• What to work on
What is the number of lines in the data that hold the string "test"? Reply with that number only.

• Task data
________________________________________

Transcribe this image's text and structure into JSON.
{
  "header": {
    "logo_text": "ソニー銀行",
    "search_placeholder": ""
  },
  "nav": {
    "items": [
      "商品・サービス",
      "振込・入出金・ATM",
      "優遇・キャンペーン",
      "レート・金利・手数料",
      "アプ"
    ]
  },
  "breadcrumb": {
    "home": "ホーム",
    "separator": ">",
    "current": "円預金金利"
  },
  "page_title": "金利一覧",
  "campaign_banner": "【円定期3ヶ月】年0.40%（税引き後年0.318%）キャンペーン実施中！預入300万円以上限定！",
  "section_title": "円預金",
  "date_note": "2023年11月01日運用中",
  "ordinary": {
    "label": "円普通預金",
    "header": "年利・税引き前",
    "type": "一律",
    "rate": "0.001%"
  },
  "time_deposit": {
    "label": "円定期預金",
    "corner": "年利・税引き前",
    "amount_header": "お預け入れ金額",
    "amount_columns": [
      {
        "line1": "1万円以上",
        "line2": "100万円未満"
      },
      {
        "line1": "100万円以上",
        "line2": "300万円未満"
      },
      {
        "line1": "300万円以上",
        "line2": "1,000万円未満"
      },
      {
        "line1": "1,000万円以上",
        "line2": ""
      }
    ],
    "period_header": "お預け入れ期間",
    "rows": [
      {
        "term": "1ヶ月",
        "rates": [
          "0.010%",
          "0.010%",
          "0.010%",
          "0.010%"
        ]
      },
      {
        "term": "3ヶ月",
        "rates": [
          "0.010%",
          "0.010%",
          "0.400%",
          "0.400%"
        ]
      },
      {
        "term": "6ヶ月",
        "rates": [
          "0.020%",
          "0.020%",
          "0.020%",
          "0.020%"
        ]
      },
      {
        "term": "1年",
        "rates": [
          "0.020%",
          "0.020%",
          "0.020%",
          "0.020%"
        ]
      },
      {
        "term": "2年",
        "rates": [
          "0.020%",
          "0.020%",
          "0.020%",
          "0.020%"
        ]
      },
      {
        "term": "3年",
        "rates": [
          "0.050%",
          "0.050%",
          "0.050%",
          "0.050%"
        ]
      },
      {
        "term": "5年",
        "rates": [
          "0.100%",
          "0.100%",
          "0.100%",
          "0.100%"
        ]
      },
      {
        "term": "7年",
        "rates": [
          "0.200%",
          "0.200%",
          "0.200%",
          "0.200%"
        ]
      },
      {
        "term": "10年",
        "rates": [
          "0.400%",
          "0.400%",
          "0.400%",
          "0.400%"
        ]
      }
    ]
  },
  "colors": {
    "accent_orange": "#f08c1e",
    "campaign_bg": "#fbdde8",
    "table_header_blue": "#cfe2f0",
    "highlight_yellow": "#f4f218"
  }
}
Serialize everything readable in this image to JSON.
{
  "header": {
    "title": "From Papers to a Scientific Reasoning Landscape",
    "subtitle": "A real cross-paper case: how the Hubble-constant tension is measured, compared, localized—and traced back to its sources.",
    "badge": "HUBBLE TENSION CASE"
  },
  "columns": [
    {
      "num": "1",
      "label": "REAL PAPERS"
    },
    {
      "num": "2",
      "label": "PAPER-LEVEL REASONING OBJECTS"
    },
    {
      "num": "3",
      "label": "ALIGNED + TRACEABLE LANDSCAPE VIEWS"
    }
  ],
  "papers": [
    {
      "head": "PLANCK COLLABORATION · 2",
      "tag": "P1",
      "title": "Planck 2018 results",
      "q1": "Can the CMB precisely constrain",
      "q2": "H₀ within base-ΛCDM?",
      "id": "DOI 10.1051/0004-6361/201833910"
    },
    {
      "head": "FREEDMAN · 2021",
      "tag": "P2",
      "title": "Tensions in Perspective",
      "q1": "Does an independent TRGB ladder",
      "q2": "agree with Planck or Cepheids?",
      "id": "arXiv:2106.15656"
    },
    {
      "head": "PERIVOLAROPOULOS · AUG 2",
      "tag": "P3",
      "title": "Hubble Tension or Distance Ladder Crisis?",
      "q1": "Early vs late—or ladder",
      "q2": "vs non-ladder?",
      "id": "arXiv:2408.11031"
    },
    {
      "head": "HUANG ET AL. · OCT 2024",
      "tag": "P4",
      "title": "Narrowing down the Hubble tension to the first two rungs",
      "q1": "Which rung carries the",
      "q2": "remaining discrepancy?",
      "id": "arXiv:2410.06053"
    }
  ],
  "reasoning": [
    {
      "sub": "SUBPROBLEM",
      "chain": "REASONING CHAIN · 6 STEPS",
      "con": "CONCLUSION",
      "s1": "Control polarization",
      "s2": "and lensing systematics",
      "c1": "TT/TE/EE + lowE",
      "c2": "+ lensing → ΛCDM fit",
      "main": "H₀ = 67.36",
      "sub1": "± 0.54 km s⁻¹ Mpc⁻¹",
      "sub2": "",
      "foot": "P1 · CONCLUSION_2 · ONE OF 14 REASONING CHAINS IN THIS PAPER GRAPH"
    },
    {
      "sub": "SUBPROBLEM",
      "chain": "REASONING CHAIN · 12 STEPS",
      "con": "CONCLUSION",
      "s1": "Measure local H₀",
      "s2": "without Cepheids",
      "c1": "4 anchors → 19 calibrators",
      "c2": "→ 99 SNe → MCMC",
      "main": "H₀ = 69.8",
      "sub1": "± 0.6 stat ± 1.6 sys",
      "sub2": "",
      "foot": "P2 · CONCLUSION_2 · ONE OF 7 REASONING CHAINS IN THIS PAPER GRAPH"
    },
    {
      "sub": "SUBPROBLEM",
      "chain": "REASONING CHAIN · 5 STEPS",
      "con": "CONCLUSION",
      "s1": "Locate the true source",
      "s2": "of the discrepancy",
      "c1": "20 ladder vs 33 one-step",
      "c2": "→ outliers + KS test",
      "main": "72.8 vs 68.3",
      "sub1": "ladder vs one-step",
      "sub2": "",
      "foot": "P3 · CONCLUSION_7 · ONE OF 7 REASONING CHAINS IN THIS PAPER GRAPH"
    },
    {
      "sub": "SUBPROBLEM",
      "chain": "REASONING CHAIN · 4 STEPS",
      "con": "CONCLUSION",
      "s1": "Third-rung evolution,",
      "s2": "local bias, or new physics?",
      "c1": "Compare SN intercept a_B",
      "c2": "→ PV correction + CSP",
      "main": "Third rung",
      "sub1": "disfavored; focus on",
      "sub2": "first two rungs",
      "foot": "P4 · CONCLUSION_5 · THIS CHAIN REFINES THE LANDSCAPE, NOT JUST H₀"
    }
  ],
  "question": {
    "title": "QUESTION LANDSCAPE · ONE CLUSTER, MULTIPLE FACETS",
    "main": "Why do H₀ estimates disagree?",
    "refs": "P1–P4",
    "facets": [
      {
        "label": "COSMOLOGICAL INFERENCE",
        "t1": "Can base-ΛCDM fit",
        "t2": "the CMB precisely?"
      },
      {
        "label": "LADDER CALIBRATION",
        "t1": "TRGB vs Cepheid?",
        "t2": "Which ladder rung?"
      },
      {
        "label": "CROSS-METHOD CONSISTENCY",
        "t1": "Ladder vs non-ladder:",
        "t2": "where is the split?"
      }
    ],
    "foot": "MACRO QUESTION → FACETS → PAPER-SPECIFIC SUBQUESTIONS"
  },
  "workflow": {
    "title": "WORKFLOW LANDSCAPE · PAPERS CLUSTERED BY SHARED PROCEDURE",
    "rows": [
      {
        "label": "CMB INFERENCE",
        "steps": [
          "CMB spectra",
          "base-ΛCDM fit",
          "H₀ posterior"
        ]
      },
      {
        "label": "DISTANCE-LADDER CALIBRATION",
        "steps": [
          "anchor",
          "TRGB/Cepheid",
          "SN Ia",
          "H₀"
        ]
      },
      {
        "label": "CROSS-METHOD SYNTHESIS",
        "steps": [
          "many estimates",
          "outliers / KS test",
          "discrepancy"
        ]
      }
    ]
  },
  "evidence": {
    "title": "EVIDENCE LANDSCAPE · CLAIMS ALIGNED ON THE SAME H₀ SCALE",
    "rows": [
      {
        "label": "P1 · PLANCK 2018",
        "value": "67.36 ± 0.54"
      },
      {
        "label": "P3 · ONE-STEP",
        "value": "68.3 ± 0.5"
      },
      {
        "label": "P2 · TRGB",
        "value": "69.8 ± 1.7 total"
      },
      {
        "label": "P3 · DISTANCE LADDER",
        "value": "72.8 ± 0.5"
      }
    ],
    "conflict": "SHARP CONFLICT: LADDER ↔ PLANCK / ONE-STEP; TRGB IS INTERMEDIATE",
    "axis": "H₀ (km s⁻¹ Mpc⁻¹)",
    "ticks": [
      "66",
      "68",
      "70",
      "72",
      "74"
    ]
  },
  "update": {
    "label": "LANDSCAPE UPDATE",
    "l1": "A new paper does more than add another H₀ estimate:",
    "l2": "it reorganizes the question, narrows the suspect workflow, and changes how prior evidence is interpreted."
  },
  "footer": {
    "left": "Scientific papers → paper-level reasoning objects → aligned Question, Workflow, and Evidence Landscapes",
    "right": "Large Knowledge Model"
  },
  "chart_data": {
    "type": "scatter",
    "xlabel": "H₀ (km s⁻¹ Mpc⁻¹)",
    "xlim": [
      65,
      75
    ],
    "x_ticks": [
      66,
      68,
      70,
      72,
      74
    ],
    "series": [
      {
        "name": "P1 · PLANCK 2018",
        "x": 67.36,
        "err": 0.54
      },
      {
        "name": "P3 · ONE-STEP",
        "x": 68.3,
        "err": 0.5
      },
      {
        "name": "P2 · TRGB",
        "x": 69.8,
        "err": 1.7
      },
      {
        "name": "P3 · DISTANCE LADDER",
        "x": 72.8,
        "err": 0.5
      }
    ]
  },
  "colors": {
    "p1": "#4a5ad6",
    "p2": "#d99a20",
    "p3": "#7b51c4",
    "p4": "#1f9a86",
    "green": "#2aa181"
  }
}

________________________________________

• Final result
2